• To be done
Write out the whole listing again, exactly.

Data entries:
☆ ☆ ☆ ☆ ☆
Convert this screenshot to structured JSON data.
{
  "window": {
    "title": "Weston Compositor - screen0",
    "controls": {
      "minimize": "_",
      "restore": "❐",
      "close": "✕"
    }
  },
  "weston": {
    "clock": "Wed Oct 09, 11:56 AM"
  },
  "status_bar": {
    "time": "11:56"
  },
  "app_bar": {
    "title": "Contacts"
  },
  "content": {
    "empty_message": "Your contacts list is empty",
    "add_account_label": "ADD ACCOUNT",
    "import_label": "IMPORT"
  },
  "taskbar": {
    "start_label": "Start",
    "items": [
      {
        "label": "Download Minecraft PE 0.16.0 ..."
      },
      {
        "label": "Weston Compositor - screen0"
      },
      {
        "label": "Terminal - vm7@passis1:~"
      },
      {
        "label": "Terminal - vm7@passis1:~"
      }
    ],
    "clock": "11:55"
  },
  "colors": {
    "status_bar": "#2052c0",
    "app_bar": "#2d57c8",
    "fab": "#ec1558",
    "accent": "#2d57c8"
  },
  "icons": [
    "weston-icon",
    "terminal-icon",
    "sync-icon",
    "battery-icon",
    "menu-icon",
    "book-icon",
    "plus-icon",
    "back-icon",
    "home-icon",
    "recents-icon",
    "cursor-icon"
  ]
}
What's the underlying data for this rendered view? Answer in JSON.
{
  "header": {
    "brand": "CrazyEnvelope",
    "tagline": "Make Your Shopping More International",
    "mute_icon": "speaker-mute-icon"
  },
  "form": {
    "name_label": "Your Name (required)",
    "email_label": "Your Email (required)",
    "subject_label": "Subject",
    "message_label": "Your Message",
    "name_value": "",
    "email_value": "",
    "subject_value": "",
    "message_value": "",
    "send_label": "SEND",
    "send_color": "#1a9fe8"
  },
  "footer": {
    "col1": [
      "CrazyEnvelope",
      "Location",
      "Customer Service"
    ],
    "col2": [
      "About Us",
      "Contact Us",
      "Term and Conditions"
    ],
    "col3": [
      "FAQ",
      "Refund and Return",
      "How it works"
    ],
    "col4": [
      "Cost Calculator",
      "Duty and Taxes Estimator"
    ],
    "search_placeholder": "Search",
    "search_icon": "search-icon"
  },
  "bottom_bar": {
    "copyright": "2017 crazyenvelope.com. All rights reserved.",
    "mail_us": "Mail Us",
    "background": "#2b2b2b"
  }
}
☆ ☆ ☆ ☆ ☆
• The response
Convert this screenshot to structured JSON data.
{
  "window": {
    "title": "Weston Compositor - screen0",
    "controls": {
      "minimize": "_",
      "restore": "❐",
      "close": "✕"
    }
  },
  "weston": {
    "clock": "Wed Oct 09, 11:56 AM"
  },
  "status_bar": {
    "time": "11:56"
  },
  "app_bar": {
    "title": "Contacts"
  },
  "content": {
    "empty_message": "Your contacts list is empty",
    "add_account_label": "ADD ACCOUNT",
    "import_label": "IMPORT"
  },
  "taskbar": {
    "start_label": "Start",
    "items": [
      {
        "label": "Download Minecraft PE 0.16.0 ..."
      },
      {
        "label": "Weston Compositor - screen0"
      },
      {
        "label": "Terminal - vm7@passis1:~"
      },
      {
        "label": "Terminal - vm7@passis1:~"
      }
    ],
    "clock": "11:55"
  },
  "colors": {
    "status_bar": "#2052c0",
    "app_bar": "#2d57c8",
    "fab": "#ec1558",
    "accent": "#2d57c8"
  },
  "icons": [
    "weston-icon",
    "terminal-icon",
    "sync-icon",
    "battery-icon",
    "menu-icon",
    "book-icon",
    "plus-icon",
    "back-icon",
    "home-icon",
    "recents-icon",
    "cursor-icon"
  ]
}
What's the underlying data for this rendered view? Answer in JSON.
{
  "header": {
    "brand": "CrazyEnvelope",
    "tagline": "Make Your Shopping More International",
    "mute_icon": "speaker-mute-icon"
  },
  "form": {
    "name_label": "Your Name (required)",
    "email_label": "Your Email (required)",
    "subject_label": "Subject",
    "message_label": "Your Message",
    "name_value": "",
    "email_value": "",
    "subject_value": "",
    "message_value": "",
    "send_label": "SEND",
    "send_color": "#1a9fe8"
  },
  "footer": {
    "col1": [
      "CrazyEnvelope",
      "Location",
      "Customer Service"
    ],
    "col2": [
      "About Us",
      "Contact Us",
      "Term and Conditions"
    ],
    "col3": [
      "FAQ",
      "Refund and Return",
      "How it works"
    ],
    "col4": [
      "Cost Calculator",
      "Duty and Taxes Estimator"
    ],
    "search_placeholder": "Search",
    "search_icon": "search-icon"
  },
  "bottom_bar": {
    "copyright": "2017 crazyenvelope.com. All rights reserved.",
    "mail_us": "Mail Us",
    "background": "#2b2b2b"
  }
}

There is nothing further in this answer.